— Directions for this task —
Beginning with the line where "Transcribe this image's" appears, retype every remaining line of the data below, both the first and last included.

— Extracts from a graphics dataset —
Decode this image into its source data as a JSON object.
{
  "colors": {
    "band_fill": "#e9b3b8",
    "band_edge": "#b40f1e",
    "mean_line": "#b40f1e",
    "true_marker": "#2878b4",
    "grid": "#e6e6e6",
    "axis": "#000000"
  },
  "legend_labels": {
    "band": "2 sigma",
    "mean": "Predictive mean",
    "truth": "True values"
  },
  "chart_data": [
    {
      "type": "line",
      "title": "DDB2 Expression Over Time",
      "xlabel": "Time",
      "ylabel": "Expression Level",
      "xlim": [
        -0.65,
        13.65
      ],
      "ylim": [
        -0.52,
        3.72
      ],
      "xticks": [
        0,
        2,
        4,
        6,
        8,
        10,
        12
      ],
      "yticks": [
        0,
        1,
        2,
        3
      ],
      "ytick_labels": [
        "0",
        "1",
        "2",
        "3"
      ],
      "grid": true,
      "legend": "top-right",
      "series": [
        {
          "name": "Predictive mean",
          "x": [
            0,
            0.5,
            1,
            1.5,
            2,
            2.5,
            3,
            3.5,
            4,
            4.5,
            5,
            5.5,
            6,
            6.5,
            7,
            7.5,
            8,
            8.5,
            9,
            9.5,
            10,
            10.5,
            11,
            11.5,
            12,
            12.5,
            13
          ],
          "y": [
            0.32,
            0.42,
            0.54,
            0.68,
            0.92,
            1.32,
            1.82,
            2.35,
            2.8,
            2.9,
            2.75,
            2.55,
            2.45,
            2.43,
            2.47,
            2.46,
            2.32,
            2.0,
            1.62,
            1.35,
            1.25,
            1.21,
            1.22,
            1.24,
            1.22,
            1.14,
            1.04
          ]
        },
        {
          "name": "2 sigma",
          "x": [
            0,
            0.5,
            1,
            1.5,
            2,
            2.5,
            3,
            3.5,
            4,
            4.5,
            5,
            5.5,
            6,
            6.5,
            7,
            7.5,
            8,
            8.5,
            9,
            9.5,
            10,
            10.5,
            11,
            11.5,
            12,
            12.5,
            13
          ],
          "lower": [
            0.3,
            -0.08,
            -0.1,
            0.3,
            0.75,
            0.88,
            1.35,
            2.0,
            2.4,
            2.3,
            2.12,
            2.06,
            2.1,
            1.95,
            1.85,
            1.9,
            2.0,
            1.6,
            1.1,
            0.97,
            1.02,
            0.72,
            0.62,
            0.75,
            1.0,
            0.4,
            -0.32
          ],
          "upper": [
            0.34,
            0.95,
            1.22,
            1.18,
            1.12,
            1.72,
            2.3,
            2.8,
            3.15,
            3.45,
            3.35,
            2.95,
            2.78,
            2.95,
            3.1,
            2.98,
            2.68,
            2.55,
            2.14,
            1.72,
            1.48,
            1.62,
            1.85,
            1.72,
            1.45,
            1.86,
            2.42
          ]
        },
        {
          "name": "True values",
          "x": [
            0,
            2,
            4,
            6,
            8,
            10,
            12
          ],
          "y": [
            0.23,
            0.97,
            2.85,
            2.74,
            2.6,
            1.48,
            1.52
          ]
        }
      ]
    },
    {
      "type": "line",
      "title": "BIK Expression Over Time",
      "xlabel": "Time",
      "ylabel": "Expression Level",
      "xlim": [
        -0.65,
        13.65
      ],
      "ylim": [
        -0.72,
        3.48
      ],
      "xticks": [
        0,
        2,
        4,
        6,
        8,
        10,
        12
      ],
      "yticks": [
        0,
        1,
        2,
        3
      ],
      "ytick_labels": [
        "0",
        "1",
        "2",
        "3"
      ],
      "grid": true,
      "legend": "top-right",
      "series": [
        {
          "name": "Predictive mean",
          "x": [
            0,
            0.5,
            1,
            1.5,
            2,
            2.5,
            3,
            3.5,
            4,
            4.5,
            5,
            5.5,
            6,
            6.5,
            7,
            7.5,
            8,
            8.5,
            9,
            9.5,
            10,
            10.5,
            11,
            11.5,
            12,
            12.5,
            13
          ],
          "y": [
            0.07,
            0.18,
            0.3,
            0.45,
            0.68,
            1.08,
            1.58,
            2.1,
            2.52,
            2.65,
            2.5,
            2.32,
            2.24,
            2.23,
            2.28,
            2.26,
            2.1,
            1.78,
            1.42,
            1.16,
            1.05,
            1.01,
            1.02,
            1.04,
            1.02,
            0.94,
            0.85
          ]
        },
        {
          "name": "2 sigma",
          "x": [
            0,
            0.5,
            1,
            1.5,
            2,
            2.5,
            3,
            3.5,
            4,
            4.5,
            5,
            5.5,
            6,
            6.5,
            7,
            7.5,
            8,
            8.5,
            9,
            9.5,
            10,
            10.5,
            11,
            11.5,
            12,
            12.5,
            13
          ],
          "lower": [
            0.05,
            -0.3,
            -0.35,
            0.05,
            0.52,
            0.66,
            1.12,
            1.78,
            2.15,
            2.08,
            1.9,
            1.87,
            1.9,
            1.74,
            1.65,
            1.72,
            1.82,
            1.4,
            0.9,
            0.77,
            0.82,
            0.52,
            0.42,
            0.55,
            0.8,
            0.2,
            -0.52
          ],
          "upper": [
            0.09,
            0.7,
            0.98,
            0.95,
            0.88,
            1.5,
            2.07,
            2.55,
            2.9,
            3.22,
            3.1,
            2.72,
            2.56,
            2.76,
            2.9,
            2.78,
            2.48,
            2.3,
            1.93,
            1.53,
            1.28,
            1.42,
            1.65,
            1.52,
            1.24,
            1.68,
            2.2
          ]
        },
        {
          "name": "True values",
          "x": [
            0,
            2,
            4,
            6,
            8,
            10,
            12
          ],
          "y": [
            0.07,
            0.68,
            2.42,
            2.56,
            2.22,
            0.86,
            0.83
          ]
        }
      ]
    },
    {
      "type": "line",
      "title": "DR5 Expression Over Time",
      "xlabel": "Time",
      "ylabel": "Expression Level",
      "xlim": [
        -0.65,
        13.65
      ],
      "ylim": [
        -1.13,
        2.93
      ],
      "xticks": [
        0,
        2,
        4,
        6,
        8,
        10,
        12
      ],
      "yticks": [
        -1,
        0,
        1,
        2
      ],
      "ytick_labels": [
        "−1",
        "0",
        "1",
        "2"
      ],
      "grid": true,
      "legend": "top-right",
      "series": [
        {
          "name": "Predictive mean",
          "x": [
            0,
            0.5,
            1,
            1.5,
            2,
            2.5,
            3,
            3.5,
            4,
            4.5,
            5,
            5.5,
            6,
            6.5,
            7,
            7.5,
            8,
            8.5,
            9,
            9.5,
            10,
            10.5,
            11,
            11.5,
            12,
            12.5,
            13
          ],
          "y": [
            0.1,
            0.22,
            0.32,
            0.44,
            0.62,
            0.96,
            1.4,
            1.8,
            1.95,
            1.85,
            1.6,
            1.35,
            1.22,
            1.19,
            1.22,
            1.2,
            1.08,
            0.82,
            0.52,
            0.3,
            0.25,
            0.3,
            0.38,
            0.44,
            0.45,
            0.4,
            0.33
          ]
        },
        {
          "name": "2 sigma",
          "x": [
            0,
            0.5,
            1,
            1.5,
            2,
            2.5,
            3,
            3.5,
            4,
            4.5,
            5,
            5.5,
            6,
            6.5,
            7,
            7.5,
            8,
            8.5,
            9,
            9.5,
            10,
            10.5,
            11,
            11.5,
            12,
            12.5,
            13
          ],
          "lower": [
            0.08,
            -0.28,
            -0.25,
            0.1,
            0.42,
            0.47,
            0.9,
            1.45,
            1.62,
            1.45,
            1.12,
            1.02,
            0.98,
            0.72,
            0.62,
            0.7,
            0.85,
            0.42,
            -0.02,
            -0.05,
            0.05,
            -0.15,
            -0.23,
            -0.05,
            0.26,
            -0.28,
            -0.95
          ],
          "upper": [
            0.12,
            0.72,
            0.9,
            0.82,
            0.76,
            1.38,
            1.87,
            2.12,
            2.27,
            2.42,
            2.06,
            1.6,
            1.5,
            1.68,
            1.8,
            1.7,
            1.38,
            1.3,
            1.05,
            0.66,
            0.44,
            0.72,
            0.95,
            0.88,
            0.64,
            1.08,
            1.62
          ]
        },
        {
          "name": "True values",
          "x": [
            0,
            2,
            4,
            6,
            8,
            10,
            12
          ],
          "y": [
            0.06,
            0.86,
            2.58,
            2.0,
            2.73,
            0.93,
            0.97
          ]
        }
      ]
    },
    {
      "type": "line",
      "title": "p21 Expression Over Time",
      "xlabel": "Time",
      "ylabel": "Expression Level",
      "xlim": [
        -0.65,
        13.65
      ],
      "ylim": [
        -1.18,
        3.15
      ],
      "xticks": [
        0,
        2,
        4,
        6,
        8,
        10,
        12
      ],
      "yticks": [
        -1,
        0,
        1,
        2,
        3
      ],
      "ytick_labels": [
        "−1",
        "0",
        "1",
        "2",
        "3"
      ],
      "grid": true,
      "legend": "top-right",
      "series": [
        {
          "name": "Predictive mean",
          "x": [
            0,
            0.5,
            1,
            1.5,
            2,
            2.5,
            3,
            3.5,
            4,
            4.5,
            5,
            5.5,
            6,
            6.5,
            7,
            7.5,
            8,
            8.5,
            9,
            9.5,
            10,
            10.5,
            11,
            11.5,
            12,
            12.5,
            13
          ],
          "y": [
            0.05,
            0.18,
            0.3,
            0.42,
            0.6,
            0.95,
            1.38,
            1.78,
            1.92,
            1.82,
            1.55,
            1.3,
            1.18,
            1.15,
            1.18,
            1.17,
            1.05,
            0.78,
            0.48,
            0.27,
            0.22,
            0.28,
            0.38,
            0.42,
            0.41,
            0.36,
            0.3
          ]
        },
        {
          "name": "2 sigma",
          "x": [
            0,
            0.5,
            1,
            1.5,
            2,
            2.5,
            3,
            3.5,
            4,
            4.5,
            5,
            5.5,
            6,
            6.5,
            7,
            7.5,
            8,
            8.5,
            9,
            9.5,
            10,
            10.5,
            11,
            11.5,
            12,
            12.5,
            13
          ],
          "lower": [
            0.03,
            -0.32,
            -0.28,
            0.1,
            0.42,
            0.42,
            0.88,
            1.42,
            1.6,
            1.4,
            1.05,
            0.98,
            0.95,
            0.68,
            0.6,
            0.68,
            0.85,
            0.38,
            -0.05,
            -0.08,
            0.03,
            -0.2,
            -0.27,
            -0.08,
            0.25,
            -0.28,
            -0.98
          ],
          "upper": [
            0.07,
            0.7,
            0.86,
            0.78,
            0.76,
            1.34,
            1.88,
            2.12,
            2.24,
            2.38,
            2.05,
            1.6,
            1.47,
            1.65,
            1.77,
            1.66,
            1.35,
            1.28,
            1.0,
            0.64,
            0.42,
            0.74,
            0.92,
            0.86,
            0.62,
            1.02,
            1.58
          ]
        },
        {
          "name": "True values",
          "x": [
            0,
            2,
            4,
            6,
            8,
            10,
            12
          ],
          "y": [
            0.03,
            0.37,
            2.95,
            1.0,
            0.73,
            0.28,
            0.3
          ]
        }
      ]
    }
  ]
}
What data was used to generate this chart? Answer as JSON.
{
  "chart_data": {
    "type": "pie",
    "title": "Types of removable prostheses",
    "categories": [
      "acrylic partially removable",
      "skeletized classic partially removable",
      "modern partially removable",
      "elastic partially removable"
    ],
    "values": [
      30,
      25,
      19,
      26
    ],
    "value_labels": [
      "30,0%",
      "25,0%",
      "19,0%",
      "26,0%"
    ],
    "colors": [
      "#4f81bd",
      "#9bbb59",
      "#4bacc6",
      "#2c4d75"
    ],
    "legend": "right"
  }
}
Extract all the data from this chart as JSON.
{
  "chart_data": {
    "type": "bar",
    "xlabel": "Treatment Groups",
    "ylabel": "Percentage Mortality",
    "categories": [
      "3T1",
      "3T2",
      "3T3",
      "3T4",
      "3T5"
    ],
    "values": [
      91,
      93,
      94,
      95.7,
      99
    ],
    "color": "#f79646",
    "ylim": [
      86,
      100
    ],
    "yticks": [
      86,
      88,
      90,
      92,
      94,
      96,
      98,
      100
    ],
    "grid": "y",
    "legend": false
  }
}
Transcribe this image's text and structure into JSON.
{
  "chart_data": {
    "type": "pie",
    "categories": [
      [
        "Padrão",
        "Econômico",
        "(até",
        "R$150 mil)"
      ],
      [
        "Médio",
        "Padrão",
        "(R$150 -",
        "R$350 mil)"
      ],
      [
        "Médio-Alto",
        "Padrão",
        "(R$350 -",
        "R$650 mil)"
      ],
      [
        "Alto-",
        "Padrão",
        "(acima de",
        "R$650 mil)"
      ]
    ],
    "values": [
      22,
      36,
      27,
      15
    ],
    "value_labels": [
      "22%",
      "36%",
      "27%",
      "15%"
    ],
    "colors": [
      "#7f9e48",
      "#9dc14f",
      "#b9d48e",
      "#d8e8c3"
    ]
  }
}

— Final result —
Transcribe this image's text and structure into JSON.
{
  "chart_data": {
    "type": "pie",
    "categories": [
      [
        "Padrão",
        "Econômico",
        "(até",
        "R$150 mil)"
      ],
      [
        "Médio",
        "Padrão",
        "(R$150 -",
        "R$350 mil)"
      ],
      [
        "Médio-Alto",
        "Padrão",
        "(R$350 -",
        "R$650 mil)"
      ],
      [
        "Alto-",
        "Padrão",
        "(acima de",
        "R$650 mil)"
      ]
    ],
    "values": [
      22,
      36,
      27,
      15
    ],
    "value_labels": [
      "22%",
      "36%",
      "27%",
      "15%"
    ],
    "colors": [
      "#7f9e48",
      "#9dc14f",
      "#b9d48e",
      "#d8e8c3"
    ]
  }
}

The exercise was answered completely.